Structured figure records:

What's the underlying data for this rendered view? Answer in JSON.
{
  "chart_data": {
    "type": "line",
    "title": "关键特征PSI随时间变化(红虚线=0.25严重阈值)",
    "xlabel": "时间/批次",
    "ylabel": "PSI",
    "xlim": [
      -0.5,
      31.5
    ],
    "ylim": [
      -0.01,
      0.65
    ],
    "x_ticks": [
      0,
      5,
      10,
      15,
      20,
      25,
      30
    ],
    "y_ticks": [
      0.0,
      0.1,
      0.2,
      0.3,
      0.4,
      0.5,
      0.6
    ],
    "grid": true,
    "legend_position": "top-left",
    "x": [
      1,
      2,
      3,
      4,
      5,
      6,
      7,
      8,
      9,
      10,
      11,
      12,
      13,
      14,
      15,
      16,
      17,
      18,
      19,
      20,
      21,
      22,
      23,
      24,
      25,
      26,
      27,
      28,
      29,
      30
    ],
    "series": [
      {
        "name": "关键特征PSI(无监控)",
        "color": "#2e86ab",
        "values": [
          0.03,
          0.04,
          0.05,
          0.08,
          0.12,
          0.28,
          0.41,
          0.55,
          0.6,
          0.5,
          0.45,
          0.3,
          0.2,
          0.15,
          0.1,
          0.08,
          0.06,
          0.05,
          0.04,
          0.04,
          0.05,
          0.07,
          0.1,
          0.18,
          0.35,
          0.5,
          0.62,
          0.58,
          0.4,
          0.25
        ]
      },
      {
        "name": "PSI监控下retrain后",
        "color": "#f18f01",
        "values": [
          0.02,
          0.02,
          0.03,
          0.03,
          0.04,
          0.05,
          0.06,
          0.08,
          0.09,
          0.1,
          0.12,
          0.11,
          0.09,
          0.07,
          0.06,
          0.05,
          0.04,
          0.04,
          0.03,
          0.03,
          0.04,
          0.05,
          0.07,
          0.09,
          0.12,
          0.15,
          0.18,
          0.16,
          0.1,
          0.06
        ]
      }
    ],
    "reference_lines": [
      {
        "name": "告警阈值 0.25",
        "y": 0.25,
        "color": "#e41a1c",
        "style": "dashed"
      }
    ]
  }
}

→ **Task statement**
Search the data for "color" and list every line in which it occurs.

→ **Finished exercise**
        "color": "#2e86ab",
        "color": "#f18f01",
        "color": "#e41a1c",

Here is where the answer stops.